— TO BE DONE —
Show every line in the entries below where the word "rgba" appears.

----

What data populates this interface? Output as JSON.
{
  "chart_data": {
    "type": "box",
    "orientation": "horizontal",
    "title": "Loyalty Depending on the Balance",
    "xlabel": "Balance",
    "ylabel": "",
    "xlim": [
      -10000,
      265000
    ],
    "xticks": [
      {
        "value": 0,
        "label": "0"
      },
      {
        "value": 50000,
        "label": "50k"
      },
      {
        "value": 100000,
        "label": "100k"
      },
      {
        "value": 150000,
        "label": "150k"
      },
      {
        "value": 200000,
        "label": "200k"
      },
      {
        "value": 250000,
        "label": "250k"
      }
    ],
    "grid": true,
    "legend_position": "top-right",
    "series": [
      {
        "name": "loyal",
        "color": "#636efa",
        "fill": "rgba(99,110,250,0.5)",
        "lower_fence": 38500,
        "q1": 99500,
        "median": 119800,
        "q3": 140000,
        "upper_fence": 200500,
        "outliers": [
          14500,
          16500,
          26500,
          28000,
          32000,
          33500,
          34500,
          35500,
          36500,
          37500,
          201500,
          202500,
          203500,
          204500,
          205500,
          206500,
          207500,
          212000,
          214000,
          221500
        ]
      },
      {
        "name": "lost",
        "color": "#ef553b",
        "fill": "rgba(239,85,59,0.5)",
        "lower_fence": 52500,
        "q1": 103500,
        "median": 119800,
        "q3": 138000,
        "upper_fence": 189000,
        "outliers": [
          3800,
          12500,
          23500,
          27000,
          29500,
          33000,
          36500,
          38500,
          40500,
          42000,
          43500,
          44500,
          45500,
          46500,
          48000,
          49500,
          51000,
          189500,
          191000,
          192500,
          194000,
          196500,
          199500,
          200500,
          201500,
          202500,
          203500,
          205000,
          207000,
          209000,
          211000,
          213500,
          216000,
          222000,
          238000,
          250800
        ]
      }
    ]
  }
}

----

— THE ANSWER —
        "fill": "rgba(99,110,250,0.5)",
        "fill": "rgba(239,85,59,0.5)",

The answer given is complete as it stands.